— DATA EXTRACT —

════════════════════

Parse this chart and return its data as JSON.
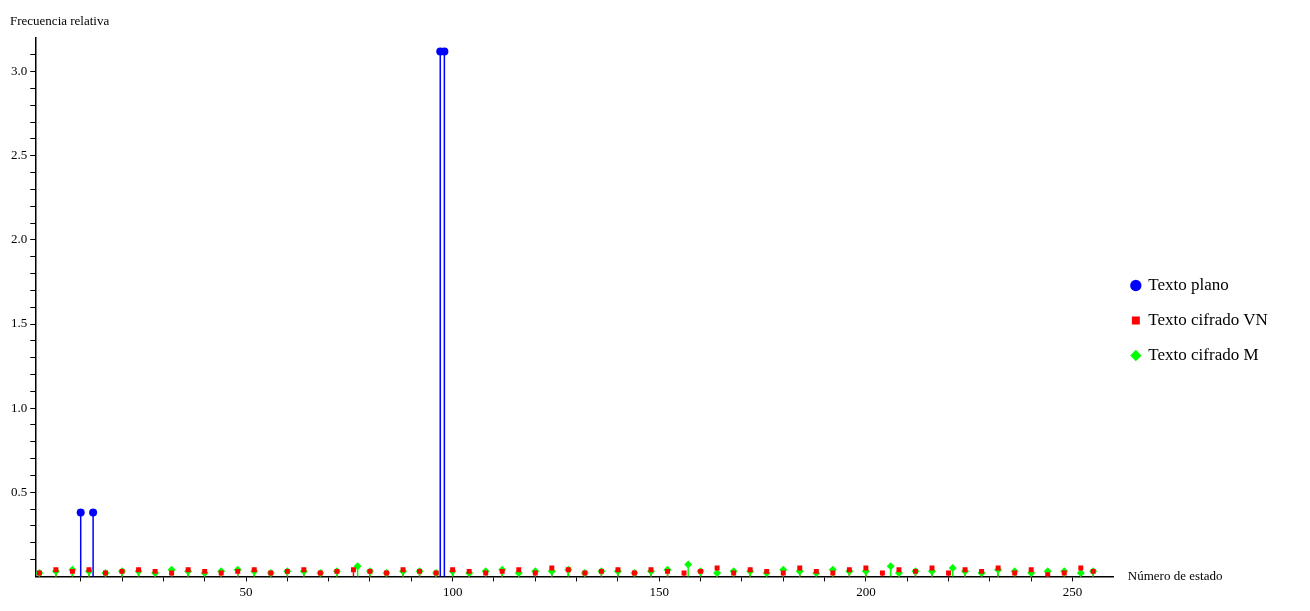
{
  "chart_data": {
    "type": "lollipop",
    "xlabel": "Número de estado",
    "ylabel": "Frecuencia relativa",
    "legend": "right",
    "grid": false,
    "xlim": [
      -1,
      260
    ],
    "ylim": [
      0,
      3.2
    ],
    "xticks": [
      {
        "value": 10,
        "label": null
      },
      {
        "value": 20,
        "label": null
      },
      {
        "value": 30,
        "label": null
      },
      {
        "value": 40,
        "label": null
      },
      50,
      {
        "value": 60,
        "label": null
      },
      {
        "value": 70,
        "label": null
      },
      {
        "value": 80,
        "label": null
      },
      {
        "value": 90,
        "label": null
      },
      100,
      {
        "value": 110,
        "label": null
      },
      {
        "value": 120,
        "label": null
      },
      {
        "value": 130,
        "label": null
      },
      {
        "value": 140,
        "label": null
      },
      150,
      {
        "value": 160,
        "label": null
      },
      {
        "value": 170,
        "label": null
      },
      {
        "value": 180,
        "label": null
      },
      {
        "value": 190,
        "label": null
      },
      200,
      {
        "value": 210,
        "label": null
      },
      {
        "value": 220,
        "label": null
      },
      {
        "value": 230,
        "label": null
      },
      {
        "value": 240,
        "label": null
      },
      250
    ],
    "yticks": [
      {
        "value": 0.1,
        "label": null
      },
      {
        "value": 0.2,
        "label": null
      },
      {
        "value": 0.3,
        "label": null
      },
      {
        "value": 0.4,
        "label": null
      },
      {
        "value": 0.5,
        "label": "0.5"
      },
      {
        "value": 0.6,
        "label": null
      },
      {
        "value": 0.7,
        "label": null
      },
      {
        "value": 0.8,
        "label": null
      },
      {
        "value": 0.9,
        "label": null
      },
      {
        "value": 1.0,
        "label": "1.0"
      },
      {
        "value": 1.1,
        "label": null
      },
      {
        "value": 1.2,
        "label": null
      },
      {
        "value": 1.3,
        "label": null
      },
      {
        "value": 1.4,
        "label": null
      },
      {
        "value": 1.5,
        "label": "1.5"
      },
      {
        "value": 1.6,
        "label": null
      },
      {
        "value": 1.7,
        "label": null
      },
      {
        "value": 1.8,
        "label": null
      },
      {
        "value": 1.9,
        "label": null
      },
      {
        "value": 2.0,
        "label": "2.0"
      },
      {
        "value": 2.1,
        "label": null
      },
      {
        "value": 2.2,
        "label": null
      },
      {
        "value": 2.3,
        "label": null
      },
      {
        "value": 2.4,
        "label": null
      },
      {
        "value": 2.5,
        "label": "2.5"
      },
      {
        "value": 2.6,
        "label": null
      },
      {
        "value": 2.7,
        "label": null
      },
      {
        "value": 2.8,
        "label": null
      },
      {
        "value": 2.9,
        "label": null
      },
      {
        "value": 3.0,
        "label": "3.0"
      },
      {
        "value": 3.1,
        "label": null
      }
    ],
    "series": [
      {
        "name": "Texto plano",
        "color": "#0000ff",
        "marker": "circle",
        "x": [
          10,
          13,
          97,
          98
        ],
        "values": [
          0.38,
          0.38,
          3.12,
          3.12
        ]
      },
      {
        "name": "Texto cifrado VN",
        "color": "#ff0000",
        "marker": "square",
        "x": [
          0,
          4,
          8,
          12,
          16,
          20,
          24,
          28,
          32,
          36,
          40,
          44,
          48,
          52,
          56,
          60,
          64,
          68,
          72,
          76,
          80,
          84,
          88,
          92,
          96,
          100,
          104,
          108,
          112,
          116,
          120,
          124,
          128,
          132,
          136,
          140,
          144,
          148,
          152,
          156,
          160,
          164,
          168,
          172,
          176,
          180,
          184,
          188,
          192,
          196,
          200,
          204,
          208,
          212,
          216,
          220,
          224,
          228,
          232,
          236,
          240,
          244,
          248,
          252,
          255
        ],
        "values": [
          0.02,
          0.04,
          0.03,
          0.04,
          0.02,
          0.03,
          0.04,
          0.03,
          0.02,
          0.04,
          0.03,
          0.02,
          0.03,
          0.04,
          0.02,
          0.03,
          0.04,
          0.02,
          0.03,
          0.04,
          0.03,
          0.02,
          0.04,
          0.03,
          0.02,
          0.04,
          0.03,
          0.02,
          0.03,
          0.04,
          0.02,
          0.05,
          0.04,
          0.02,
          0.03,
          0.04,
          0.02,
          0.04,
          0.03,
          0.02,
          0.03,
          0.05,
          0.02,
          0.04,
          0.03,
          0.02,
          0.05,
          0.03,
          0.02,
          0.04,
          0.05,
          0.02,
          0.04,
          0.03,
          0.05,
          0.02,
          0.04,
          0.03,
          0.05,
          0.02,
          0.04,
          0.01,
          0.02,
          0.05,
          0.03
        ]
      },
      {
        "name": "Texto cifrado M",
        "color": "#00ff00",
        "marker": "diamond",
        "x": [
          0,
          4,
          8,
          12,
          16,
          20,
          24,
          28,
          32,
          36,
          40,
          44,
          48,
          52,
          56,
          60,
          64,
          68,
          72,
          77,
          80,
          84,
          88,
          92,
          96,
          100,
          104,
          108,
          112,
          116,
          120,
          124,
          128,
          132,
          136,
          140,
          144,
          148,
          152,
          157,
          160,
          164,
          168,
          172,
          176,
          180,
          184,
          188,
          192,
          196,
          200,
          206,
          208,
          212,
          216,
          221,
          224,
          228,
          232,
          236,
          240,
          244,
          248,
          252,
          255
        ],
        "values": [
          0.02,
          0.03,
          0.04,
          0.03,
          0.02,
          0.03,
          0.03,
          0.02,
          0.04,
          0.03,
          0.02,
          0.03,
          0.04,
          0.03,
          0.02,
          0.03,
          0.03,
          0.02,
          0.03,
          0.06,
          0.03,
          0.02,
          0.03,
          0.03,
          0.02,
          0.03,
          0.02,
          0.03,
          0.04,
          0.02,
          0.03,
          0.03,
          0.04,
          0.02,
          0.03,
          0.03,
          0.02,
          0.03,
          0.04,
          0.07,
          0.03,
          0.02,
          0.03,
          0.03,
          0.02,
          0.04,
          0.03,
          0.02,
          0.04,
          0.03,
          0.03,
          0.06,
          0.02,
          0.03,
          0.03,
          0.05,
          0.03,
          0.02,
          0.04,
          0.03,
          0.02,
          0.03,
          0.03,
          0.02,
          0.03
        ]
      }
    ]
  }
}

════════════════════

— AIM OF THE EXERCISE —
From the material above, reproduce everything verbatim except the pictures.

— WORKED SOLUTION —
Parse this chart and return its data as JSON.
{
  "chart_data": {
    "type": "lollipop",
    "xlabel": "Número de estado",
    "ylabel": "Frecuencia relativa",
    "legend": "right",
    "grid": false,
    "xlim": [
      -1,
      260
    ],
    "ylim": [
      0,
      3.2
    ],
    "xticks": [
      {
        "value": 10,
        "label": null
      },
      {
        "value": 20,
        "label": null
      },
      {
        "value": 30,
        "label": null
      },
      {
        "value": 40,
        "label": null
      },
      50,
      {
        "value": 60,
        "label": null
      },
      {
        "value": 70,
        "label": null
      },
      {
        "value": 80,
        "label": null
      },
      {
        "value": 90,
        "label": null
      },
      100,
      {
        "value": 110,
        "label": null
      },
      {
        "value": 120,
        "label": null
      },
      {
        "value": 130,
        "label": null
      },
      {
        "value": 140,
        "label": null
      },
      150,
      {
        "value": 160,
        "label": null
      },
      {
        "value": 170,
        "label": null
      },
      {
        "value": 180,
        "label": null
      },
      {
        "value": 190,
        "label": null
      },
      200,
      {
        "value": 210,
        "label": null
      },
      {
        "value": 220,
        "label": null
      },
      {
        "value": 230,
        "label": null
      },
      {
        "value": 240,
        "label": null
      },
      250
    ],
    "yticks": [
      {
        "value": 0.1,
        "label": null
      },
      {
        "value": 0.2,
        "label": null
      },
      {
        "value": 0.3,
        "label": null
      },
      {
        "value": 0.4,
        "label": null
      },
      {
        "value": 0.5,
        "label": "0.5"
      },
      {
        "value": 0.6,
        "label": null
      },
      {
        "value": 0.7,
        "label": null
      },
      {
        "value": 0.8,
        "label": null
      },
      {
        "value": 0.9,
        "label": null
      },
      {
        "value": 1.0,
        "label": "1.0"
      },
      {
        "value": 1.1,
        "label": null
      },
      {
        "value": 1.2,
        "label": null
      },
      {
        "value": 1.3,
        "label": null
      },
      {
        "value": 1.4,
        "label": null
      },
      {
        "value": 1.5,
        "label": "1.5"
      },
      {
        "value": 1.6,
        "label": null
      },
      {
        "value": 1.7,
        "label": null
      },
      {
        "value": 1.8,
        "label": null
      },
      {
        "value": 1.9,
        "label": null
      },
      {
        "value": 2.0,
        "label": "2.0"
      },
      {
        "value": 2.1,
        "label": null
      },
      {
        "value": 2.2,
        "label": null
      },
      {
        "value": 2.3,
        "label": null
      },
      {
        "value": 2.4,
        "label": null
      },
      {
        "value": 2.5,
        "label": "2.5"
      },
      {
        "value": 2.6,
        "label": null
      },
      {
        "value": 2.7,
        "label": null
      },
      {
        "value": 2.8,
        "label": null
      },
      {
        "value": 2.9,
        "label": null
      },
      {
        "value": 3.0,
        "label": "3.0"
      },
      {
        "value": 3.1,
        "label": null
      }
    ],
    "series": [
      {
        "name": "Texto plano",
        "color": "#0000ff",
        "marker": "circle",
        "x": [
          10,
          13,
          97,
          98
        ],
        "values": [
          0.38,
          0.38,
          3.12,
          3.12
        ]
      },
      {
        "name": "Texto cifrado VN",
        "color": "#ff0000",
        "marker": "square",
        "x": [
          0,
          4,
          8,
          12,
          16,
          20,
          24,
          28,
          32,
          36,
          40,
          44,
          48,
          52,
          56,
          60,
          64,
          68,
          72,
          76,
          80,
          84,
          88,
          92,
          96,
          100,
          104,
          108,
          112,
          116,
          120,
          124,
          128,
          132,
          136,
          140,
          144,
          148,
          152,
          156,
          160,
          164,
          168,
          172,
          176,
          180,
          184,
          188,
          192,
          196,
          200,
          204,
          208,
          212,
          216,
          220,
          224,
          228,
          232,
          236,
          240,
          244,
          248,
          252,
          255
        ],
        "values": [
          0.02,
          0.04,
          0.03,
          0.04,
          0.02,
          0.03,
          0.04,
          0.03,
          0.02,
          0.04,
          0.03,
          0.02,
          0.03,
          0.04,
          0.02,
          0.03,
          0.04,
          0.02,
          0.03,
          0.04,
          0.03,
          0.02,
          0.04,
          0.03,
          0.02,
          0.04,
          0.03,
          0.02,
          0.03,
          0.04,
          0.02,
          0.05,
          0.04,
          0.02,
          0.03,
          0.04,
          0.02,
          0.04,
          0.03,
          0.02,
          0.03,
          0.05,
          0.02,
          0.04,
          0.03,
          0.02,
          0.05,
          0.03,
          0.02,
          0.04,
          0.05,
          0.02,
          0.04,
          0.03,
          0.05,
          0.02,
          0.04,
          0.03,
          0.05,
          0.02,
          0.04,
          0.01,
          0.02,
          0.05,
          0.03
        ]
      },
      {
        "name": "Texto cifrado M",
        "color": "#00ff00",
        "marker": "diamond",
        "x": [
          0,
          4,
          8,
          12,
          16,
          20,
          24,
          28,
          32,
          36,
          40,
          44,
          48,
          52,
          56,
          60,
          64,
          68,
          72,
          77,
          80,
          84,
          88,
          92,
          96,
          100,
          104,
          108,
          112,
          116,
          120,
          124,
          128,
          132,
          136,
          140,
          144,
          148,
          152,
          157,
          160,
          164,
          168,
          172,
          176,
          180,
          184,
          188,
          192,
          196,
          200,
          206,
          208,
          212,
          216,
          221,
          224,
          228,
          232,
          236,
          240,
          244,
          248,
          252,
          255
        ],
        "values": [
          0.02,
          0.03,
          0.04,
          0.03,
          0.02,
          0.03,
          0.03,
          0.02,
          0.04,
          0.03,
          0.02,
          0.03,
          0.04,
          0.03,
          0.02,
          0.03,
          0.03,
          0.02,
          0.03,
          0.06,
          0.03,
          0.02,
          0.03,
          0.03,
          0.02,
          0.03,
          0.02,
          0.03,
          0.04,
          0.02,
          0.03,
          0.03,
          0.04,
          0.02,
          0.03,
          0.03,
          0.02,
          0.03,
          0.04,
          0.07,
          0.03,
          0.02,
          0.03,
          0.03,
          0.02,
          0.04,
          0.03,
          0.02,
          0.04,
          0.03,
          0.03,
          0.06,
          0.02,
          0.03,
          0.03,
          0.05,
          0.03,
          0.02,
          0.04,
          0.03,
          0.02,
          0.03,
          0.03,
          0.02,
          0.03
        ]
      }
    ]
  }
}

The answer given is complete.